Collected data
####

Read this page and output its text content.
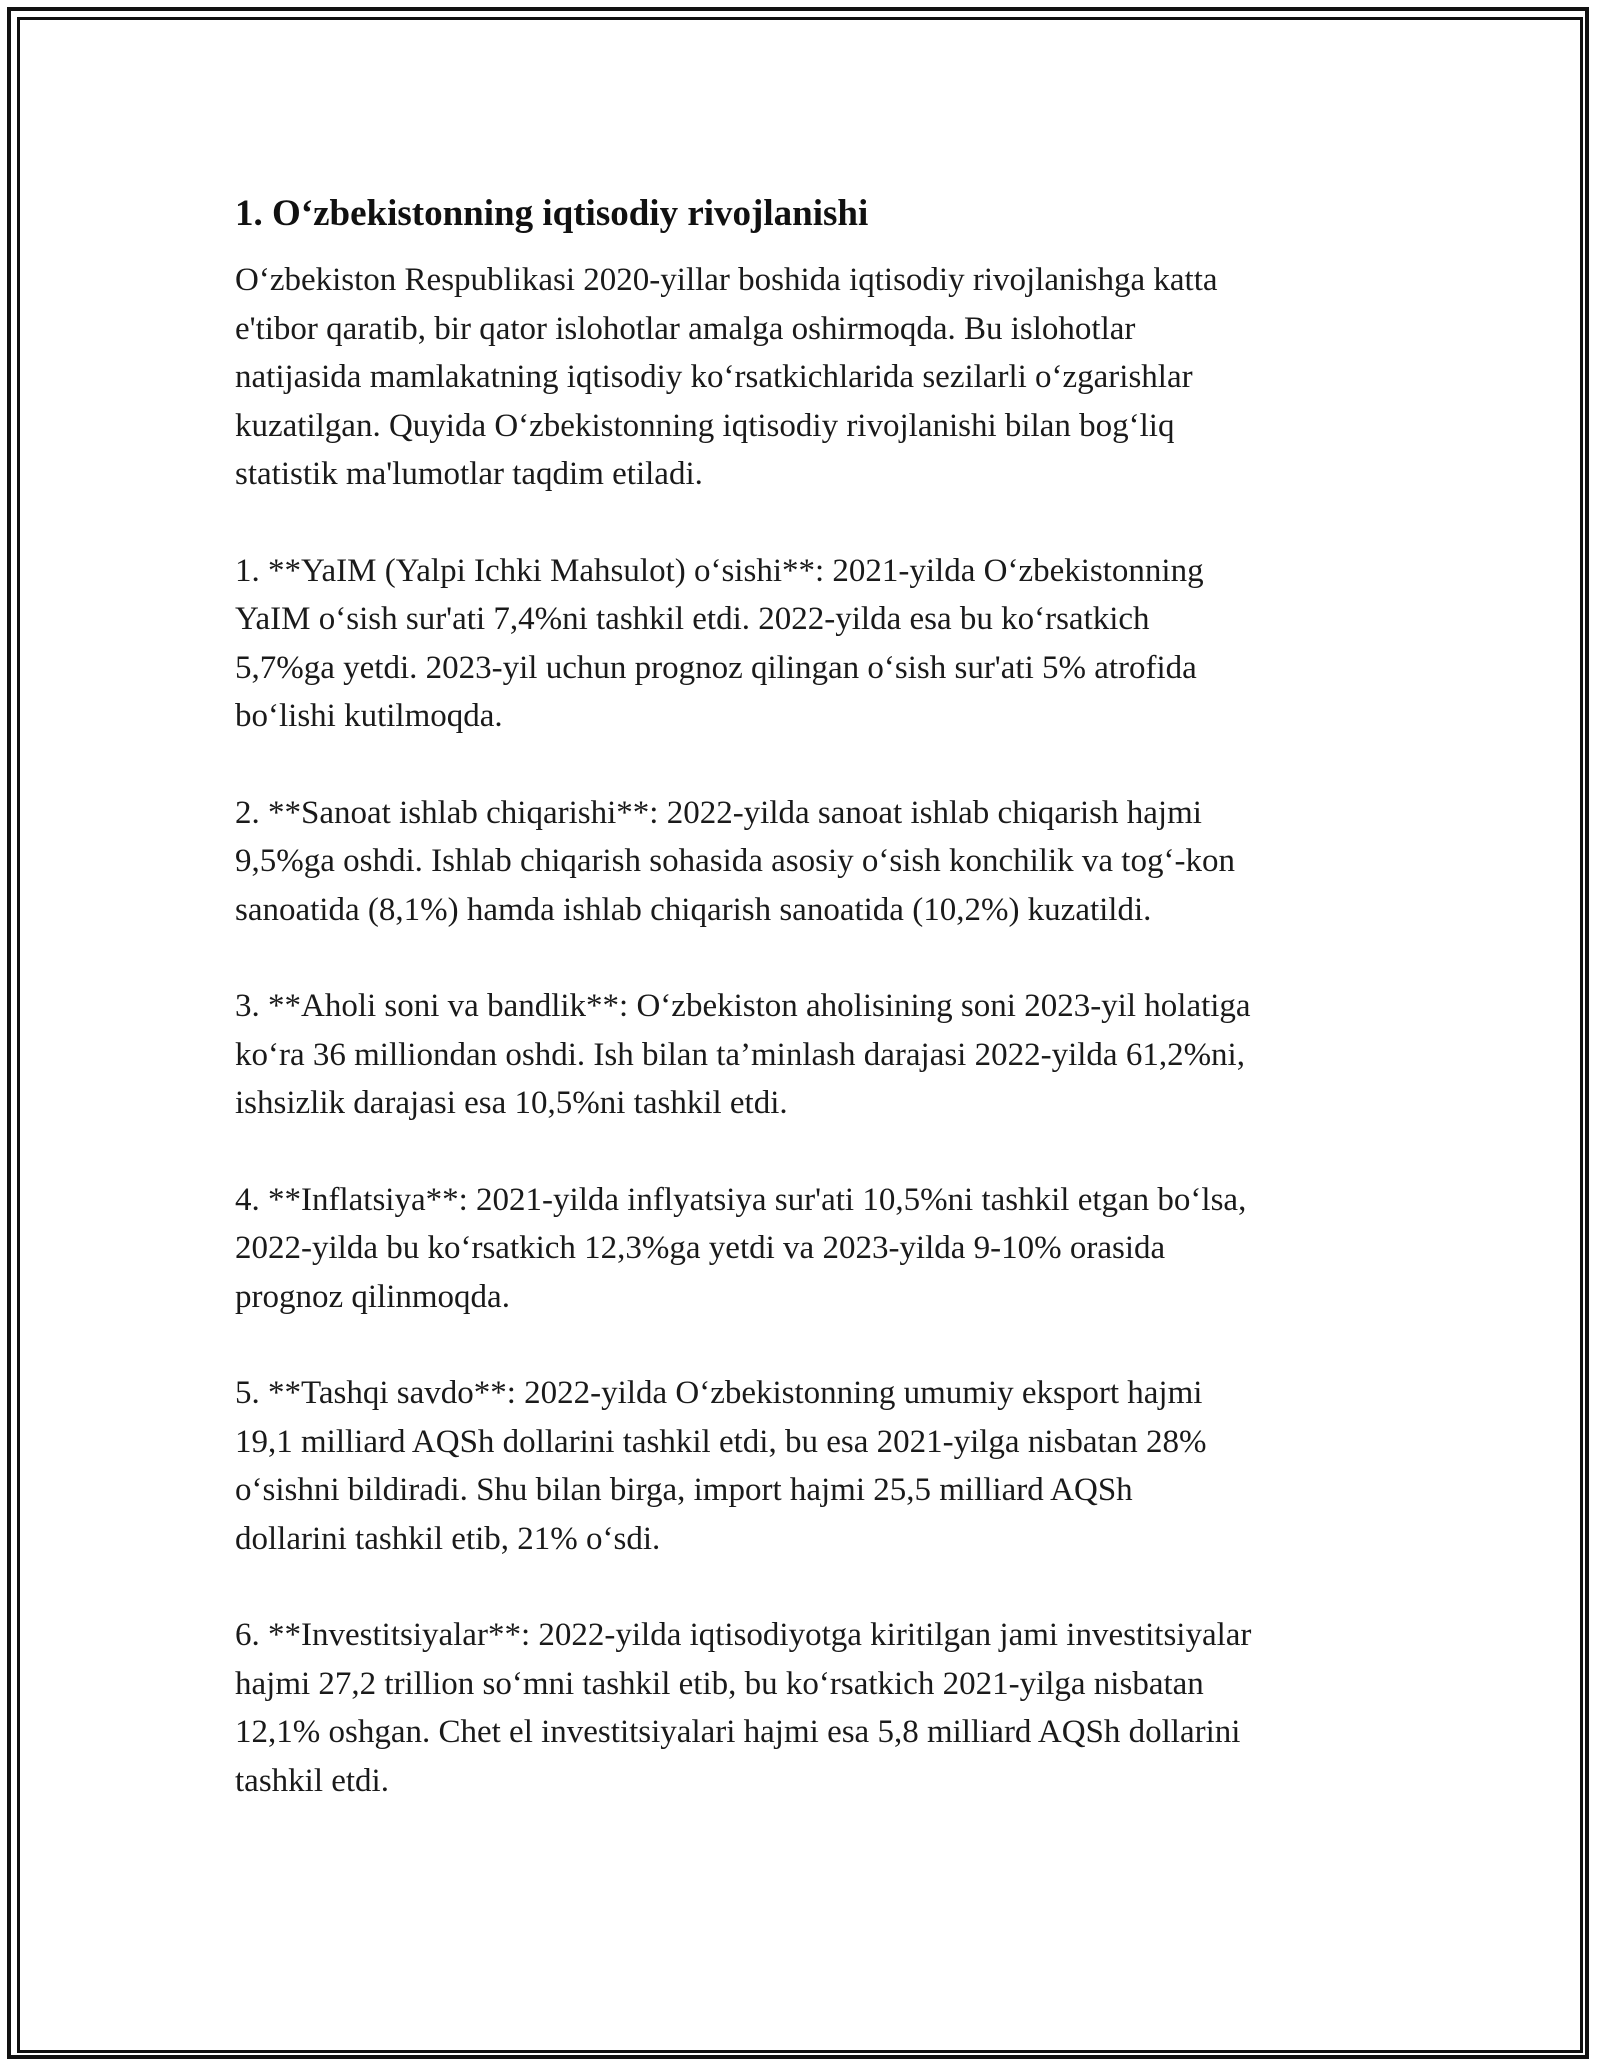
1. O‘zbekistonning iqtisodiy rivojlanishi

O‘zbekiston Respublikasi 2020-yillar boshida iqtisodiy rivojlanishga katta
e'tibor qaratib, bir qator islohotlar amalga oshirmoqda. Bu islohotlar
natijasida mamlakatning iqtisodiy ko‘rsatkichlarida sezilarli o‘zgarishlar
kuzatilgan. Quyida O‘zbekistonning iqtisodiy rivojlanishi bilan bog‘liq
statistik ma'lumotlar taqdim etiladi.

1. **YaIM (Yalpi Ichki Mahsulot) o‘sishi**: 2021-yilda O‘zbekistonning
YaIM o‘sish sur'ati 7,4%ni tashkil etdi. 2022-yilda esa bu ko‘rsatkich
5,7%ga yetdi. 2023-yil uchun prognoz qilingan o‘sish sur'ati 5% atrofida
bo‘lishi kutilmoqda.

2. **Sanoat ishlab chiqarishi**: 2022-yilda sanoat ishlab chiqarish hajmi
9,5%ga oshdi. Ishlab chiqarish sohasida asosiy o‘sish konchilik va tog‘-kon
sanoatida (8,1%) hamda ishlab chiqarish sanoatida (10,2%) kuzatildi.

3. **Aholi soni va bandlik**: O‘zbekiston aholisining soni 2023-yil holatiga
ko‘ra 36 milliondan oshdi. Ish bilan ta’minlash darajasi 2022-yilda 61,2%ni,
ishsizlik darajasi esa 10,5%ni tashkil etdi.

4. **Inflatsiya**: 2021-yilda inflyatsiya sur'ati 10,5%ni tashkil etgan bo‘lsa,
2022-yilda bu ko‘rsatkich 12,3%ga yetdi va 2023-yilda 9-10% orasida
prognoz qilinmoqda.

5. **Tashqi savdo**: 2022-yilda O‘zbekistonning umumiy eksport hajmi
19,1 milliard AQSh dollarini tashkil etdi, bu esa 2021-yilga nisbatan 28%
o‘sishni bildiradi. Shu bilan birga, import hajmi 25,5 milliard AQSh
dollarini tashkil etib, 21% o‘sdi.

6. **Investitsiyalar**: 2022-yilda iqtisodiyotga kiritilgan jami investitsiyalar
hajmi 27,2 trillion so‘mni tashkil etib, bu ko‘rsatkich 2021-yilga nisbatan
12,1% oshgan. Chet el investitsiyalari hajmi esa 5,8 milliard AQSh dollarini
tashkil etdi.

####

=== DIRECTIVE ===
Return every line of the preceding records in which the word "tashkil" appears.

=== TASK SOLUTION ===
YaIM o‘sish sur'ati 7,4%ni tashkil etdi. 2022-yilda esa bu ko‘rsatkich
ishsizlik darajasi esa 10,5%ni tashkil etdi.
4. **Inflatsiya**: 2021-yilda inflyatsiya sur'ati 10,5%ni tashkil etgan bo‘lsa,
19,1 milliard AQSh dollarini tashkil etdi, bu esa 2021-yilga nisbatan 28%
dollarini tashkil etib, 21% o‘sdi.
hajmi 27,2 trillion so‘mni tashkil etib, bu ko‘rsatkich 2021-yilga nisbatan
tashkil etdi.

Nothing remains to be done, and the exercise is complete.